= EXERCISE TASK =
Go through the listing and set it down exactly, leaving out its pictures.

= EXERCISE INPUTS =
-- START --

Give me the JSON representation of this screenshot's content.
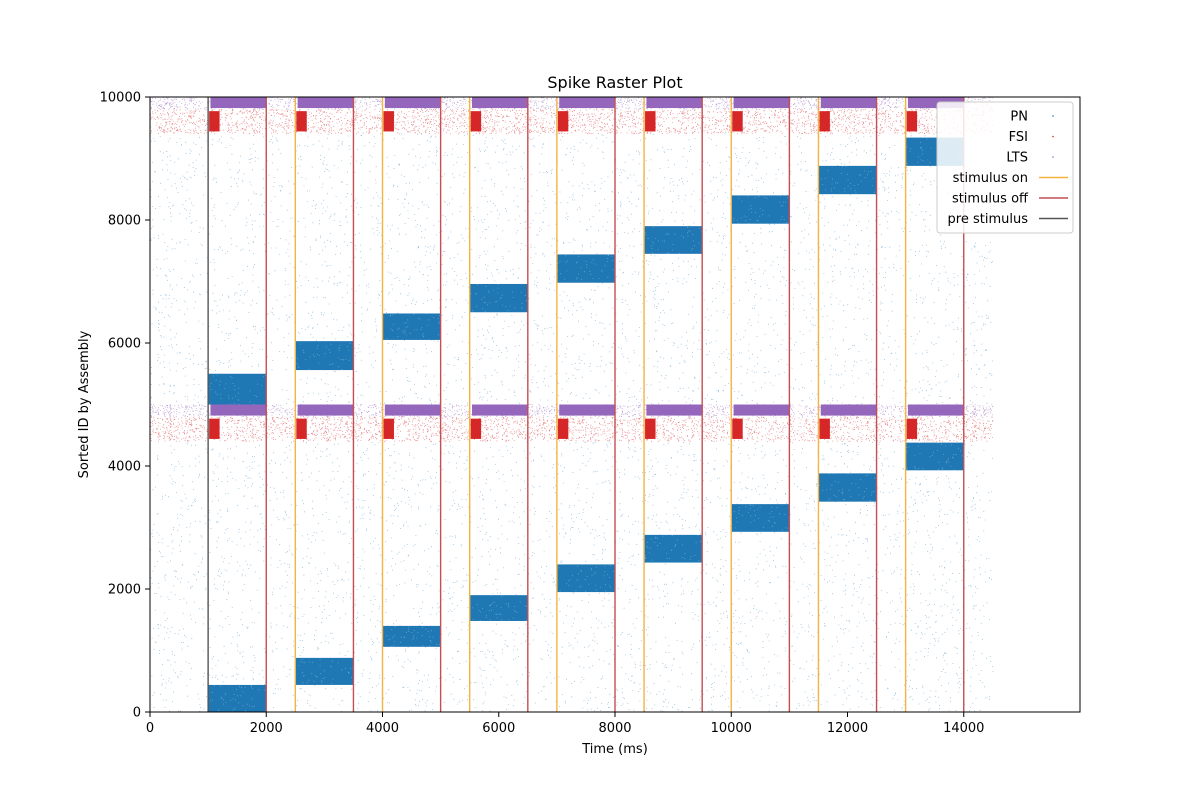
{
  "chart_data": {
    "type": "scatter",
    "title": "Spike Raster Plot",
    "xlabel": "Time (ms)",
    "ylabel": "Sorted ID by Assembly",
    "xlim": [
      0,
      16000
    ],
    "ylim": [
      0,
      10000
    ],
    "xticks": [
      0,
      2000,
      4000,
      6000,
      8000,
      10000,
      12000,
      14000
    ],
    "yticks": [
      0,
      2000,
      4000,
      6000,
      8000,
      10000
    ],
    "xtick_labels": [
      "0",
      "2000",
      "4000",
      "6000",
      "8000",
      "10000",
      "12000",
      "14000"
    ],
    "ytick_labels": [
      "0",
      "2000",
      "4000",
      "6000",
      "8000",
      "10000"
    ],
    "grid": false,
    "legend_position": "top-right",
    "recording_range_ms": [
      0,
      14500
    ],
    "series": [
      {
        "name": "PN",
        "color": "#1f77b4",
        "id_bands": [
          [
            0,
            4400
          ],
          [
            5000,
            9400
          ]
        ],
        "assembly_blocks": [
          {
            "t": [
              1000,
              2000
            ],
            "id": [
              0,
              440
            ]
          },
          {
            "t": [
              2500,
              3500
            ],
            "id": [
              440,
              880
            ]
          },
          {
            "t": [
              4000,
              5000
            ],
            "id": [
              1060,
              1400
            ]
          },
          {
            "t": [
              5500,
              6500
            ],
            "id": [
              1480,
              1900
            ]
          },
          {
            "t": [
              7000,
              8000
            ],
            "id": [
              1950,
              2400
            ]
          },
          {
            "t": [
              8500,
              9500
            ],
            "id": [
              2430,
              2880
            ]
          },
          {
            "t": [
              10000,
              11000
            ],
            "id": [
              2930,
              3380
            ]
          },
          {
            "t": [
              11500,
              12500
            ],
            "id": [
              3420,
              3880
            ]
          },
          {
            "t": [
              13000,
              14000
            ],
            "id": [
              3930,
              4380
            ]
          },
          {
            "t": [
              1000,
              2000
            ],
            "id": [
              5000,
              5500
            ]
          },
          {
            "t": [
              2500,
              3500
            ],
            "id": [
              5560,
              6030
            ]
          },
          {
            "t": [
              4000,
              5000
            ],
            "id": [
              6050,
              6480
            ]
          },
          {
            "t": [
              5500,
              6500
            ],
            "id": [
              6500,
              6960
            ]
          },
          {
            "t": [
              7000,
              8000
            ],
            "id": [
              6980,
              7440
            ]
          },
          {
            "t": [
              8500,
              9500
            ],
            "id": [
              7450,
              7900
            ]
          },
          {
            "t": [
              10000,
              11000
            ],
            "id": [
              7940,
              8400
            ]
          },
          {
            "t": [
              11500,
              12500
            ],
            "id": [
              8420,
              8880
            ]
          },
          {
            "t": [
              13000,
              14000
            ],
            "id": [
              8880,
              9340
            ]
          }
        ]
      },
      {
        "name": "FSI",
        "color": "#d62728",
        "id_bands": [
          [
            4400,
            4800
          ],
          [
            9400,
            9800
          ]
        ]
      },
      {
        "name": "LTS",
        "color": "#9467bd",
        "id_bands": [
          [
            4800,
            5000
          ],
          [
            9800,
            10000
          ]
        ]
      }
    ],
    "event_lines": [
      {
        "name": "stimulus on",
        "color": "#f5b342",
        "x": [
          2500,
          4000,
          5500,
          7000,
          8500,
          10000,
          11500,
          13000
        ]
      },
      {
        "name": "stimulus off",
        "color": "#c44e52",
        "x": [
          2000,
          3500,
          5000,
          6500,
          8000,
          9500,
          11000,
          12500,
          14000
        ]
      },
      {
        "name": "pre stimulus",
        "color": "#555555",
        "x": [
          1000
        ]
      }
    ]
  }
}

-- END --

= FINISHED ANSWER =
Give me the JSON representation of this screenshot's content.
{
  "chart_data": {
    "type": "scatter",
    "title": "Spike Raster Plot",
    "xlabel": "Time (ms)",
    "ylabel": "Sorted ID by Assembly",
    "xlim": [
      0,
      16000
    ],
    "ylim": [
      0,
      10000
    ],
    "xticks": [
      0,
      2000,
      4000,
      6000,
      8000,
      10000,
      12000,
      14000
    ],
    "yticks": [
      0,
      2000,
      4000,
      6000,
      8000,
      10000
    ],
    "xtick_labels": [
      "0",
      "2000",
      "4000",
      "6000",
      "8000",
      "10000",
      "12000",
      "14000"
    ],
    "ytick_labels": [
      "0",
      "2000",
      "4000",
      "6000",
      "8000",
      "10000"
    ],
    "grid": false,
    "legend_position": "top-right",
    "recording_range_ms": [
      0,
      14500
    ],
    "series": [
      {
        "name": "PN",
        "color": "#1f77b4",
        "id_bands": [
          [
            0,
            4400
          ],
          [
            5000,
            9400
          ]
        ],
        "assembly_blocks": [
          {
            "t": [
              1000,
              2000
            ],
            "id": [
              0,
              440
            ]
          },
          {
            "t": [
              2500,
              3500
            ],
            "id": [
              440,
              880
            ]
          },
          {
            "t": [
              4000,
              5000
            ],
            "id": [
              1060,
              1400
            ]
          },
          {
            "t": [
              5500,
              6500
            ],
            "id": [
              1480,
              1900
            ]
          },
          {
            "t": [
              7000,
              8000
            ],
            "id": [
              1950,
              2400
            ]
          },
          {
            "t": [
              8500,
              9500
            ],
            "id": [
              2430,
              2880
            ]
          },
          {
            "t": [
              10000,
              11000
            ],
            "id": [
              2930,
              3380
            ]
          },
          {
            "t": [
              11500,
              12500
            ],
            "id": [
              3420,
              3880
            ]
          },
          {
            "t": [
              13000,
              14000
            ],
            "id": [
              3930,
              4380
            ]
          },
          {
            "t": [
              1000,
              2000
            ],
            "id": [
              5000,
              5500
            ]
          },
          {
            "t": [
              2500,
              3500
            ],
            "id": [
              5560,
              6030
            ]
          },
          {
            "t": [
              4000,
              5000
            ],
            "id": [
              6050,
              6480
            ]
          },
          {
            "t": [
              5500,
              6500
            ],
            "id": [
              6500,
              6960
            ]
          },
          {
            "t": [
              7000,
              8000
            ],
            "id": [
              6980,
              7440
            ]
          },
          {
            "t": [
              8500,
              9500
            ],
            "id": [
              7450,
              7900
            ]
          },
          {
            "t": [
              10000,
              11000
            ],
            "id": [
              7940,
              8400
            ]
          },
          {
            "t": [
              11500,
              12500
            ],
            "id": [
              8420,
              8880
            ]
          },
          {
            "t": [
              13000,
              14000
            ],
            "id": [
              8880,
              9340
            ]
          }
        ]
      },
      {
        "name": "FSI",
        "color": "#d62728",
        "id_bands": [
          [
            4400,
            4800
          ],
          [
            9400,
            9800
          ]
        ]
      },
      {
        "name": "LTS",
        "color": "#9467bd",
        "id_bands": [
          [
            4800,
            5000
          ],
          [
            9800,
            10000
          ]
        ]
      }
    ],
    "event_lines": [
      {
        "name": "stimulus on",
        "color": "#f5b342",
        "x": [
          2500,
          4000,
          5500,
          7000,
          8500,
          10000,
          11500,
          13000
        ]
      },
      {
        "name": "stimulus off",
        "color": "#c44e52",
        "x": [
          2000,
          3500,
          5000,
          6500,
          8000,
          9500,
          11000,
          12500,
          14000
        ]
      },
      {
        "name": "pre stimulus",
        "color": "#555555",
        "x": [
          1000
        ]
      }
    ]
  }
}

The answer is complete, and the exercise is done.